* REQUIREMENT *
Copy the records word for word from their first line through the line containing "staticText: Extra Secret [96, 283, 135, 292]", including that line.
— START EXERCISE INPUTS —
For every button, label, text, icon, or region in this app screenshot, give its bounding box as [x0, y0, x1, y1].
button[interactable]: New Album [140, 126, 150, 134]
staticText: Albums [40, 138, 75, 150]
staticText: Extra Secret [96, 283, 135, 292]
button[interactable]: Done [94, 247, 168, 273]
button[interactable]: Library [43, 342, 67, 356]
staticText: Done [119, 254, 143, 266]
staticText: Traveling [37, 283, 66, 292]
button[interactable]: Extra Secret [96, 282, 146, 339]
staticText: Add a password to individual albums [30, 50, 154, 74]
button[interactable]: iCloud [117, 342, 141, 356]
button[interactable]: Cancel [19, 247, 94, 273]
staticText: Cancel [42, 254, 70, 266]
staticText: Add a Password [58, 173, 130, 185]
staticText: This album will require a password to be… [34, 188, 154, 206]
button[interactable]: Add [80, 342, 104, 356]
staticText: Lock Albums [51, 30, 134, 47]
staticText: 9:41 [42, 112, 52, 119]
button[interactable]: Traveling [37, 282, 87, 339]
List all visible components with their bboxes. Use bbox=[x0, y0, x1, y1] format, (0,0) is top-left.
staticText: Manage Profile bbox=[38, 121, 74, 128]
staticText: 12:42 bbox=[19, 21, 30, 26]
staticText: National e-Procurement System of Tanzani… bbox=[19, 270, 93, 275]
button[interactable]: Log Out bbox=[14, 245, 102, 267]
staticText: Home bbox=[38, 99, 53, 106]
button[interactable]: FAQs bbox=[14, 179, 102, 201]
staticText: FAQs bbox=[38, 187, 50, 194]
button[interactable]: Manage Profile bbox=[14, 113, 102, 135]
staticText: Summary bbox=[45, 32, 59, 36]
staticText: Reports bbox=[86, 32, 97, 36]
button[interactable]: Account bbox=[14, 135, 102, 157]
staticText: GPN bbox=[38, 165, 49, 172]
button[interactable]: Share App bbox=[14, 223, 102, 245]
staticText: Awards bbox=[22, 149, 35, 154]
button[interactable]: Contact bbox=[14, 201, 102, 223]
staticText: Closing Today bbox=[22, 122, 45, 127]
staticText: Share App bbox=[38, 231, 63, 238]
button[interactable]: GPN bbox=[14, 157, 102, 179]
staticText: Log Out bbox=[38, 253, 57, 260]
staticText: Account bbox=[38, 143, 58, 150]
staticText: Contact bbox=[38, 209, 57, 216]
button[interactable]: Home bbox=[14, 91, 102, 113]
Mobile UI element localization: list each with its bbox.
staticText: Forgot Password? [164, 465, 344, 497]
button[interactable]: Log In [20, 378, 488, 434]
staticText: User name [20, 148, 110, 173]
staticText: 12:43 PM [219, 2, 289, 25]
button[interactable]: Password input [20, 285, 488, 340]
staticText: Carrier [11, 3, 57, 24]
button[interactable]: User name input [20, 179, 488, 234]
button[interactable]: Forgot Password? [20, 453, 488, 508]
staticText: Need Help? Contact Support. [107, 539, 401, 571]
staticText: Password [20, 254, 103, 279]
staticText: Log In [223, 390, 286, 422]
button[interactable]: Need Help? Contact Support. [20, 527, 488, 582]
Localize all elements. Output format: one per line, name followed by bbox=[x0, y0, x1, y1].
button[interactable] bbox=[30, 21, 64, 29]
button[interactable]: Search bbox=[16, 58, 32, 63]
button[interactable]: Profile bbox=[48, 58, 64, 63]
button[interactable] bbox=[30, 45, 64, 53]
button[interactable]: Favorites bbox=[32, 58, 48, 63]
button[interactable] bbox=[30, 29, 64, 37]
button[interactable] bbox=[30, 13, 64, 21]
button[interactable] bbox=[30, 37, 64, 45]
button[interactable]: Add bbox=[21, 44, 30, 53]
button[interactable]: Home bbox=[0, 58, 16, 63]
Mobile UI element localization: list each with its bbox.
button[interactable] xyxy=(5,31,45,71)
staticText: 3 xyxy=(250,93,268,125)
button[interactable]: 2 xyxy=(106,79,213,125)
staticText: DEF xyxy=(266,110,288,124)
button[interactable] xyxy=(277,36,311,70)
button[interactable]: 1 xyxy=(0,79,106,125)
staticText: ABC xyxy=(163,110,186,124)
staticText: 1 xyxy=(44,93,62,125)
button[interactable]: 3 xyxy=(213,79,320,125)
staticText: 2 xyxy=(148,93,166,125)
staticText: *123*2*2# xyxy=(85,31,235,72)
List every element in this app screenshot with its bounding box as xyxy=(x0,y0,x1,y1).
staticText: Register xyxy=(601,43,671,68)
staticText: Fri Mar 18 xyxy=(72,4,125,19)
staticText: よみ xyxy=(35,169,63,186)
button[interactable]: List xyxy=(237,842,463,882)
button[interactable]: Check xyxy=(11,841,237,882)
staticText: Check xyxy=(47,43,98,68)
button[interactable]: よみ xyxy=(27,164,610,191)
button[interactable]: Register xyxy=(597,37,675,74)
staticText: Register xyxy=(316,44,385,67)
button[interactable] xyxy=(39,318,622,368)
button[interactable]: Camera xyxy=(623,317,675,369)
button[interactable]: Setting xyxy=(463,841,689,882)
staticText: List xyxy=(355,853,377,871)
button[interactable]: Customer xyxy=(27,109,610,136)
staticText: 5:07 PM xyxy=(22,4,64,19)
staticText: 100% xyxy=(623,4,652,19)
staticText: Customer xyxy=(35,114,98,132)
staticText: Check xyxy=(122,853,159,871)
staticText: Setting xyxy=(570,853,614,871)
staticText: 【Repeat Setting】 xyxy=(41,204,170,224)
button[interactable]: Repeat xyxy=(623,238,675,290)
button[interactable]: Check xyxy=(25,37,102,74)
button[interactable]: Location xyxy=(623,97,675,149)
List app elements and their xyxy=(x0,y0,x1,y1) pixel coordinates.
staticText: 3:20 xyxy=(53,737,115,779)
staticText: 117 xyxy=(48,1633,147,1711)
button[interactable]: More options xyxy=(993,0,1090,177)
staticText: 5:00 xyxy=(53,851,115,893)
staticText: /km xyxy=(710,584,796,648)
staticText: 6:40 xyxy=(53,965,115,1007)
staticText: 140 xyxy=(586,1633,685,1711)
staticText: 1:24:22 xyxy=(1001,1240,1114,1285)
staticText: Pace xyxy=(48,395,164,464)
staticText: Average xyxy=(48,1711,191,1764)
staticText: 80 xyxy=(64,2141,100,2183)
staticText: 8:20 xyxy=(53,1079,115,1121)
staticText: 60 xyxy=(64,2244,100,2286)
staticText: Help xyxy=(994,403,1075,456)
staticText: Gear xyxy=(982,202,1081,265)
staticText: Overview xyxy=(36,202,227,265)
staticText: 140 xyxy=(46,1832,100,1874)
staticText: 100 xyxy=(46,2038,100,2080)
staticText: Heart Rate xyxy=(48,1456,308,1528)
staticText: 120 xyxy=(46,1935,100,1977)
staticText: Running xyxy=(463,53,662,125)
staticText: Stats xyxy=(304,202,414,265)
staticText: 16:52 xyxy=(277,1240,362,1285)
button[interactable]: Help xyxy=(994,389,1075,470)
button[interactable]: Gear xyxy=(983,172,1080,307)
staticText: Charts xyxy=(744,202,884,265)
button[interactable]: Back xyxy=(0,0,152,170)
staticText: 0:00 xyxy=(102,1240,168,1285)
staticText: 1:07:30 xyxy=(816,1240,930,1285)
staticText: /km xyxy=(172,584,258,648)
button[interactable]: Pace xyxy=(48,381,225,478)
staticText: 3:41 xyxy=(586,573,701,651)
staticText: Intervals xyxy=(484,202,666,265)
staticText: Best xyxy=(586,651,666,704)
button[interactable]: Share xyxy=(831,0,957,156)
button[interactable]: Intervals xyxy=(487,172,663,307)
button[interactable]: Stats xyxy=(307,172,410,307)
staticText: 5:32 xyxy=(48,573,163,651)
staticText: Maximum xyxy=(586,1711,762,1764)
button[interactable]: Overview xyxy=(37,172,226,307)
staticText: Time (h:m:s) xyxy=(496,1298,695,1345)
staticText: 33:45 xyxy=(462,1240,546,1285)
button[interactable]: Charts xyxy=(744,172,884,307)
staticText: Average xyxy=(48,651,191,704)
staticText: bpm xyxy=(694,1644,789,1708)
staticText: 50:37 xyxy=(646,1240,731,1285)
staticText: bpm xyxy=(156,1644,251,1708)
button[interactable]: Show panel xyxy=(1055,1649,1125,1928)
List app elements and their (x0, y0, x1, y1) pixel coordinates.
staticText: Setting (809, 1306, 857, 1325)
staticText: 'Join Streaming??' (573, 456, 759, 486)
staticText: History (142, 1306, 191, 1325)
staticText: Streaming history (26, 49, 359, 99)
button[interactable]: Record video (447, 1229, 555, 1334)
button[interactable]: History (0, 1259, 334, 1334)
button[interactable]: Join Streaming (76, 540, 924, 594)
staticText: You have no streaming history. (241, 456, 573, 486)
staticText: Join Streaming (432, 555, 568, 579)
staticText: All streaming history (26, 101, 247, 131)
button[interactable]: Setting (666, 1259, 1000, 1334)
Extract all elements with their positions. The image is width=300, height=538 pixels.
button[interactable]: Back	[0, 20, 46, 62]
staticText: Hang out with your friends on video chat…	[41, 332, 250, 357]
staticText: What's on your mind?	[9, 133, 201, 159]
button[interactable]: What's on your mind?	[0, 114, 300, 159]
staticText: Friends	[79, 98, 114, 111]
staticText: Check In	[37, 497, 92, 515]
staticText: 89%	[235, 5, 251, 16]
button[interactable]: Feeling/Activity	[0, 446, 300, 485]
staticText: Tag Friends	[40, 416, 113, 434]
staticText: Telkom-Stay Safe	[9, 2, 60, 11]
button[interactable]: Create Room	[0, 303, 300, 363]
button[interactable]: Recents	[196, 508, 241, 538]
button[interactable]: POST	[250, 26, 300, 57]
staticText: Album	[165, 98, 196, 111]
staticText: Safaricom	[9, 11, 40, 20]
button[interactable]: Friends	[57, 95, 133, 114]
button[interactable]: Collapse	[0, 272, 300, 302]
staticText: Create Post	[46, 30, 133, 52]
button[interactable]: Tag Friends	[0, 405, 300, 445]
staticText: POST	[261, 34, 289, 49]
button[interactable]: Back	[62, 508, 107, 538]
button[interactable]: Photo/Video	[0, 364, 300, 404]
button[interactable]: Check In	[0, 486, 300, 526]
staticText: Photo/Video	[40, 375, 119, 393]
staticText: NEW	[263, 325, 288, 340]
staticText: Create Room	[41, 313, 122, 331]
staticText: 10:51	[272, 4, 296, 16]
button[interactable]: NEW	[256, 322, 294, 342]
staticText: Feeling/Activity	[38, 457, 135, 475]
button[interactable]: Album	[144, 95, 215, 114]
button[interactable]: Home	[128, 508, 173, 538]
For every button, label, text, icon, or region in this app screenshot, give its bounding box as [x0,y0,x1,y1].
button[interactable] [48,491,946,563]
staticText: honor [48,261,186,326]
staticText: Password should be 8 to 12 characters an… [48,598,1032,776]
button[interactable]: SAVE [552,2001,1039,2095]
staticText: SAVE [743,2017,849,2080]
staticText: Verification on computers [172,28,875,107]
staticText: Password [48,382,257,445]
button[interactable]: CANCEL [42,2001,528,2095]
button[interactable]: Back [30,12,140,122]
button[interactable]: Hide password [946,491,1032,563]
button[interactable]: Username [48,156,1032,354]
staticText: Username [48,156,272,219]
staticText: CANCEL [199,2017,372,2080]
— END EXERCISE INPUTS —
* SOLUTION TO THE EXERCISE *
For every button, label, text, icon, or region in this app screenshot, give its bounding box as [x0, y0, x1, y1].
button[interactable]: New Album [140, 126, 150, 134]
staticText: Albums [40, 138, 75, 150]
staticText: Extra Secret [96, 283, 135, 292]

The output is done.